* **Stated problem**
Copy out each line of the data holding "Fund".

* **Given records**
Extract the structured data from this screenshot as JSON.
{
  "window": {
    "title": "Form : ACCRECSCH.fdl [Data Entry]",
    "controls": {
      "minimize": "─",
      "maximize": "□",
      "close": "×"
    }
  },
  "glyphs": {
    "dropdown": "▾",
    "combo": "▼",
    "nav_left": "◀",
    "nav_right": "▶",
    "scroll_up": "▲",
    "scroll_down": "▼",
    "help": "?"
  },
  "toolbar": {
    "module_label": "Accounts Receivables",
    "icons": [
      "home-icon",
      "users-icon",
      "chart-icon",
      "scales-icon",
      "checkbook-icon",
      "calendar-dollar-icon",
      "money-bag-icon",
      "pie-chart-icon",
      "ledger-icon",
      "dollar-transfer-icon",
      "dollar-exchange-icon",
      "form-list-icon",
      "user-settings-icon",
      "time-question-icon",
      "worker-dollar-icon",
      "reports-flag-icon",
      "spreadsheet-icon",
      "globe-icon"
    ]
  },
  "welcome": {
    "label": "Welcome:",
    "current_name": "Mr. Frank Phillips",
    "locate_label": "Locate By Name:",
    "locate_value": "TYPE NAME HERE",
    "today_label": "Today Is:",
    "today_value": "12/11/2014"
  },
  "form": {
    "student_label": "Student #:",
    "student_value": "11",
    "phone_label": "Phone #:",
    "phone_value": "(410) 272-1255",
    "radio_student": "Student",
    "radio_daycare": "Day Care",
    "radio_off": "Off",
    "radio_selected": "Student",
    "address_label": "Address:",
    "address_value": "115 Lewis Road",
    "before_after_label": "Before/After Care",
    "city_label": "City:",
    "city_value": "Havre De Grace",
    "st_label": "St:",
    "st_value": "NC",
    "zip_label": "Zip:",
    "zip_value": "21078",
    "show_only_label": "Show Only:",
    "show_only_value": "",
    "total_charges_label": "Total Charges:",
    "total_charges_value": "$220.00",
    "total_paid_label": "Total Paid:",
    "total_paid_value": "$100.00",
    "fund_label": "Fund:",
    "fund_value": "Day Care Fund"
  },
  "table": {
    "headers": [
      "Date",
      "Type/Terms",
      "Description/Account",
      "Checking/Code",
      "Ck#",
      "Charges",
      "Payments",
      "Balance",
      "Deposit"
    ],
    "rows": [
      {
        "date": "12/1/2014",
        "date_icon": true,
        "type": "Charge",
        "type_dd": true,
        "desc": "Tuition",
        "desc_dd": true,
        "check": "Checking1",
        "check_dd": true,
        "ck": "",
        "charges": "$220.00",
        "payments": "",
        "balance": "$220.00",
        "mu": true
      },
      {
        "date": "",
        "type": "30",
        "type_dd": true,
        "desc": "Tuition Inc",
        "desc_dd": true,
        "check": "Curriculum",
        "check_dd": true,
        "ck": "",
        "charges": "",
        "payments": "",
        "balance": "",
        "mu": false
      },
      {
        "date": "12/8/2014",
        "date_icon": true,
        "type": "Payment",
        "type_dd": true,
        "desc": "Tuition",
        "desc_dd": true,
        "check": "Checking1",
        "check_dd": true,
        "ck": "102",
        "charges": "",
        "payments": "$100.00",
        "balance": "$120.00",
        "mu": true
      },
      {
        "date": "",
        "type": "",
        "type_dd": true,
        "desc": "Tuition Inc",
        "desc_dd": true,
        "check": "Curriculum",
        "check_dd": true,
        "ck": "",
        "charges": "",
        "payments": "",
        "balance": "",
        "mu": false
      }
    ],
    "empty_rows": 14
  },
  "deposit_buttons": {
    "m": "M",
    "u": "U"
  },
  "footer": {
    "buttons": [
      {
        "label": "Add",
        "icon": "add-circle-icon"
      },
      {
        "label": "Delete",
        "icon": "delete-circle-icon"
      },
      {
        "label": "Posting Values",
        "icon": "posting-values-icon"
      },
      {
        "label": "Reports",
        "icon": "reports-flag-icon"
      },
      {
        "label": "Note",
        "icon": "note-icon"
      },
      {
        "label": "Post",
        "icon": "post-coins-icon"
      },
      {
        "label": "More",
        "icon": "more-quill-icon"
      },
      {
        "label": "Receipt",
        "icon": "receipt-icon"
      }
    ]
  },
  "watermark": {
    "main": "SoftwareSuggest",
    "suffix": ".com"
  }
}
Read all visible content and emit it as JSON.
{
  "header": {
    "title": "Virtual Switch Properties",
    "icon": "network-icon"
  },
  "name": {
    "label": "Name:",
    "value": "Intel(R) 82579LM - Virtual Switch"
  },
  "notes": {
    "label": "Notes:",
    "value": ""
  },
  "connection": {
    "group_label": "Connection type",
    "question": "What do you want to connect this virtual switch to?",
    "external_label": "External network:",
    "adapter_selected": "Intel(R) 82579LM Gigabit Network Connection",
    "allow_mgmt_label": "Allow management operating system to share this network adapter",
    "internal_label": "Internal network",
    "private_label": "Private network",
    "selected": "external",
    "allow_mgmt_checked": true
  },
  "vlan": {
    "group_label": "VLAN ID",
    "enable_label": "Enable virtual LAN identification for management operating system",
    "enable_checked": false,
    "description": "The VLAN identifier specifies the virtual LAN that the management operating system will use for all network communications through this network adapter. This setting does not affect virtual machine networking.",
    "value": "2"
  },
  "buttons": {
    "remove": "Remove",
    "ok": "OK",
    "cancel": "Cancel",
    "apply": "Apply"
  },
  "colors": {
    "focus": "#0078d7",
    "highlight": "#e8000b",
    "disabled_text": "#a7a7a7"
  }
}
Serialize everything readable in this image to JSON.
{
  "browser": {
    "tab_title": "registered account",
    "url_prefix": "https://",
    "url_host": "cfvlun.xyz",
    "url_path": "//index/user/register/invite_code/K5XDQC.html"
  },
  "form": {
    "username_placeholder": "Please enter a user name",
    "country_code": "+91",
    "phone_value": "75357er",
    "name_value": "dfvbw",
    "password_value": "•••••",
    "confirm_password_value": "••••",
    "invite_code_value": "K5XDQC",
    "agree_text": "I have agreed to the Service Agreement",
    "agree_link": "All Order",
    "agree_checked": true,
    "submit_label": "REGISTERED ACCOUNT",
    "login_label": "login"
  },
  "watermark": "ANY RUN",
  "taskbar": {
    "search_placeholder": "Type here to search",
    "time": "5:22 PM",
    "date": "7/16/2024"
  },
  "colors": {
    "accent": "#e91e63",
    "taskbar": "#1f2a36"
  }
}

* **Answer to this problem**
    "fund_label": "Fund:",
    "fund_value": "Day Care Fund"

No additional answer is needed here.